# TEXT SHOWN start

Best Of: Female-Led LGBTQ+ Films

June is now nearly over, which means it's about time for the concluding installment of my Pride celebration: a listing of my favorite queer films with female leads. This list was a bit tougher to compile than the last one, because I just haven't seen as many female-led films in this genre; in fact, a couple ladies on this list are supporting characters rather than the leads. In spite of this, all of the cinematic women on this list really are wonderful and deserving of the spotlight during this important month. So here we go!

11. Chasing Amy (1997)
 Like In & Out on my last list, this is definitely my most controversial pick. A lot of people hate this film and its depiction of sexuality, and for pretty good reason; there's a lot to find fault with in this film, particularly if you aren't a fan of Kevin Smith's rambling writing style. But I am, and there's something about this film in particular that really resonated with me, perhaps because it's one of the first films I ever saw that explored female bisexuality (this is where its biggest problem stems from: the film unfortunately hammers home the lesbian angle so hard and so long that a lot of viewers miss the fact that Alyssa is actually bi, criticizing it for being an offensive depiction of a lesbian when it's actually a pretty accurate depiction of a bi woman who is either unaware of or uncomfortable with the bisexual label). This film and its original perspective on sexuality was actually a turning point in my journey to recognizing and accepting my own sexuality, and for that reason it will always have a special place in my heart.

10. Election (1999)

# TEXT SHOWN end
# INFORMATION PROVIDED start

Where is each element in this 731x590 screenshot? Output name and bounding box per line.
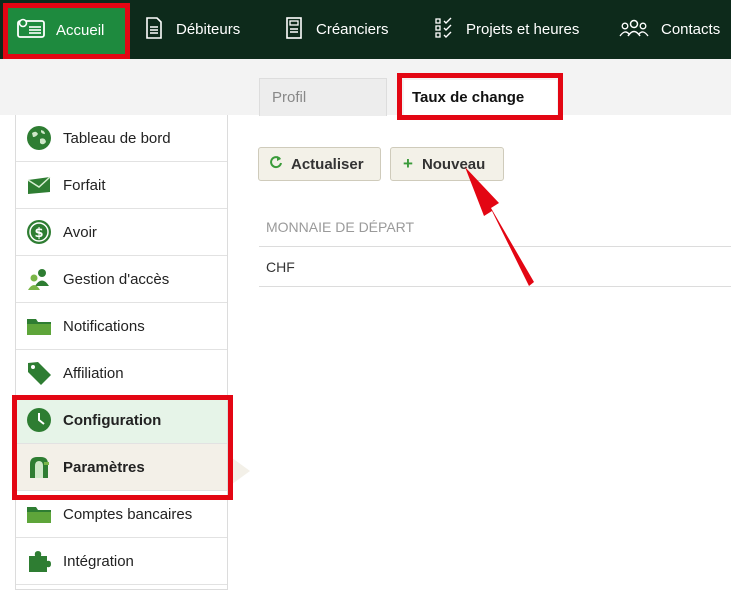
folder-icon — [26, 501, 52, 527]
sidebar-item-label: Notifications — [63, 317, 145, 335]
table-cell: CHF — [266, 258, 295, 275]
selection-pointer — [228, 455, 250, 487]
sidebar-item-affiliation[interactable]: Affiliation — [16, 350, 227, 397]
invoice-icon — [144, 16, 164, 43]
sidebar-item-forfait[interactable]: Forfait — [16, 162, 227, 209]
nav-label: Contacts — [661, 21, 721, 38]
tag-icon — [26, 360, 52, 386]
button-label: Actualiser — [291, 155, 364, 173]
clock-icon — [26, 407, 52, 433]
mail-icon — [26, 172, 52, 198]
sidebar-item-avoir[interactable]: $ Avoir — [16, 209, 227, 256]
mailbox-icon — [26, 454, 52, 480]
tab-label: Taux de change — [412, 89, 525, 106]
users-icon — [26, 266, 52, 292]
puzzle-icon — [26, 548, 52, 574]
sidebar-item-label: Configuration — [63, 411, 162, 429]
globe-icon — [26, 125, 52, 151]
sidebar-item-label: Tableau de bord — [63, 129, 171, 147]
tab-taux-de-change[interactable]: Taux de change — [404, 80, 557, 115]
settings-sidebar: Tableau de bord Forfait $ Avoir Gestion … — [15, 115, 228, 590]
sidebar-item-label: Affiliation — [63, 364, 124, 382]
sidebar-item-label: Avoir — [63, 223, 97, 241]
plus-icon: + — [403, 154, 413, 173]
refresh-icon — [270, 155, 283, 173]
checklist-icon — [434, 17, 454, 43]
folder-icon — [26, 313, 52, 339]
nav-item-contacts[interactable]: Contacts — [619, 0, 720, 59]
nav-label: Créanciers — [316, 21, 389, 38]
nav-label: Accueil — [56, 21, 105, 39]
column-header-label: MONNAIE DE DÉPART — [266, 218, 415, 235]
sidebar-item-label: Gestion d'accès — [63, 270, 170, 288]
nav-label: Projets et heures — [466, 21, 580, 38]
people-icon — [619, 17, 649, 43]
dollar-icon: $ — [26, 219, 52, 245]
sidebar-item-integration[interactable]: Intégration — [16, 538, 227, 585]
sidebar-item-label: Comptes bancaires — [63, 505, 193, 523]
tab-profil[interactable]: Profil — [259, 78, 387, 116]
annotation-arrow — [465, 167, 534, 286]
tab-label: Profil — [272, 89, 307, 106]
home-dashboard-icon — [16, 17, 46, 43]
nav-item-creanciers[interactable]: Créanciers — [284, 0, 389, 59]
nav-item-accueil[interactable]: Accueil — [8, 5, 128, 55]
nav-item-projets[interactable]: Projets et heures — [434, 0, 579, 59]
top-navigation: Accueil Débiteurs Créanciers Projets et … — [0, 0, 731, 59]
sidebar-item-notifications[interactable]: Notifications — [16, 303, 227, 350]
refresh-button[interactable]: Actualiser — [258, 147, 381, 181]
nav-item-debiteurs[interactable]: Débiteurs — [144, 0, 240, 59]
sidebar-item-comptes-bancaires[interactable]: Comptes bancaires — [16, 491, 227, 538]
sidebar-item-tableau-de-bord[interactable]: Tableau de bord — [16, 115, 227, 162]
bill-icon — [284, 16, 304, 43]
sidebar-item-parametres[interactable]: Paramètres — [16, 444, 227, 491]
sidebar-item-gestion-acces[interactable]: Gestion d'accès — [16, 256, 227, 303]
nav-label: Débiteurs — [176, 21, 241, 38]
sidebar-item-configuration[interactable]: Configuration — [16, 397, 227, 444]
sidebar-item-label: Forfait — [63, 176, 106, 194]
svg-text:$: $ — [34, 226, 43, 241]
sidebar-item-label: Paramètres — [63, 458, 145, 476]
sidebar-item-label: Intégration — [63, 552, 134, 570]
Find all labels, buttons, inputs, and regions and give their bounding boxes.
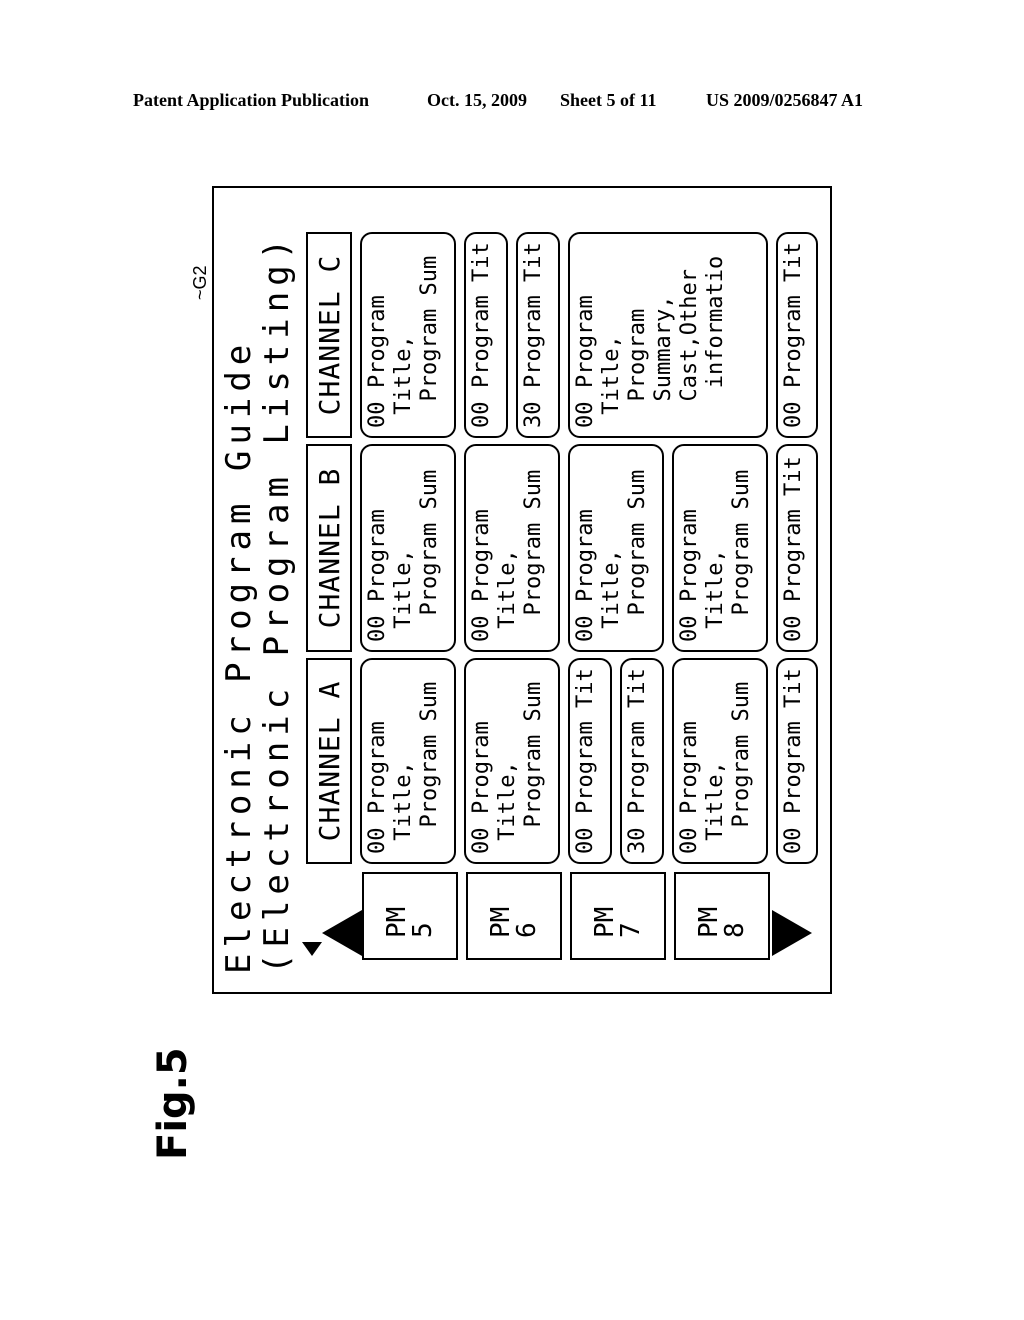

# INFORMATION PROVIDED end

▶ _SHORT TASK_: Reproduce the Pride film list word for word, from "June is now" through "Chasing Amy (1997)".

▶ _SOLUTION TO THIS TASK_:
June is now nearly over, which means it's about time for the concluding installment of my Pride celebration: a listing of my favorite queer films with female leads. This list was a bit tougher to compile than the last one, because I just haven't seen as many female-led films in this genre; in fact, a couple ladies on this list are supporting characters rather than the leads. In spite of this, all of the cinematic women on this list really are wonderful and deserving of the spotlight during this important month. So here we go!

11. Chasing Amy (1997)